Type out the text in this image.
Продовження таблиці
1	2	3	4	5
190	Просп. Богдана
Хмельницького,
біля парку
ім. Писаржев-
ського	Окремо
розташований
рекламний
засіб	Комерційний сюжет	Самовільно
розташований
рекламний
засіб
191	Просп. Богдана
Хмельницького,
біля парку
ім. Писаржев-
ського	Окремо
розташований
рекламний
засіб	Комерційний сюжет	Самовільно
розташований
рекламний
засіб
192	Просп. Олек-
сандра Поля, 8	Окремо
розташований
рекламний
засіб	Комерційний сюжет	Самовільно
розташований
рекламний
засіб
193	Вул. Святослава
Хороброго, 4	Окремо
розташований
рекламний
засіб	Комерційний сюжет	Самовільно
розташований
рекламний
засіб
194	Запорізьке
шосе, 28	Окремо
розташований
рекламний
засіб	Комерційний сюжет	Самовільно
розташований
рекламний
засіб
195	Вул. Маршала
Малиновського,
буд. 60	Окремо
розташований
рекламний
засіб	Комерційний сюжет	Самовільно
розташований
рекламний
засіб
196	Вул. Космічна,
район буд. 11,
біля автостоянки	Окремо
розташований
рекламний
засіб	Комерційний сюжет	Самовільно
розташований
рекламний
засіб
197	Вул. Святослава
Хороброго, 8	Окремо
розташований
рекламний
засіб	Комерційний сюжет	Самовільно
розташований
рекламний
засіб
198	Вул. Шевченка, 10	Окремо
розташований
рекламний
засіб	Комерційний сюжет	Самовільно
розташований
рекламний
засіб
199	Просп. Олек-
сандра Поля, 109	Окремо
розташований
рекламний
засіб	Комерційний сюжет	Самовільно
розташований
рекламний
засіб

•••

_Problem statement_
Above are the records; retype every one exactly.

_Solution for this problem_
Type out the text in this image.
Продовження таблиці
1	2	3	4	5
190	Просп. Богдана
Хмельницького,
біля парку
ім. Писаржев-
ського	Окремо
розташований
рекламний
засіб	Комерційний сюжет	Самовільно
розташований
рекламний
засіб
191	Просп. Богдана
Хмельницького,
біля парку
ім. Писаржев-
ського	Окремо
розташований
рекламний
засіб	Комерційний сюжет	Самовільно
розташований
рекламний
засіб
192	Просп. Олек-
сандра Поля, 8	Окремо
розташований
рекламний
засіб	Комерційний сюжет	Самовільно
розташований
рекламний
засіб
193	Вул. Святослава
Хороброго, 4	Окремо
розташований
рекламний
засіб	Комерційний сюжет	Самовільно
розташований
рекламний
засіб
194	Запорізьке
шосе, 28	Окремо
розташований
рекламний
засіб	Комерційний сюжет	Самовільно
розташований
рекламний
засіб
195	Вул. Маршала
Малиновського,
буд. 60	Окремо
розташований
рекламний
засіб	Комерційний сюжет	Самовільно
розташований
рекламний
засіб
196	Вул. Космічна,
район буд. 11,
біля автостоянки	Окремо
розташований
рекламний
засіб	Комерційний сюжет	Самовільно
розташований
рекламний
засіб
197	Вул. Святослава
Хороброго, 8	Окремо
розташований
рекламний
засіб	Комерційний сюжет	Самовільно
розташований
рекламний
засіб
198	Вул. Шевченка, 10	Окремо
розташований
рекламний
засіб	Комерційний сюжет	Самовільно
розташований
рекламний
засіб
199	Просп. Олек-
сандра Поля, 109	Окремо
розташований
рекламний
засіб	Комерційний сюжет	Самовільно
розташований
рекламний
засіб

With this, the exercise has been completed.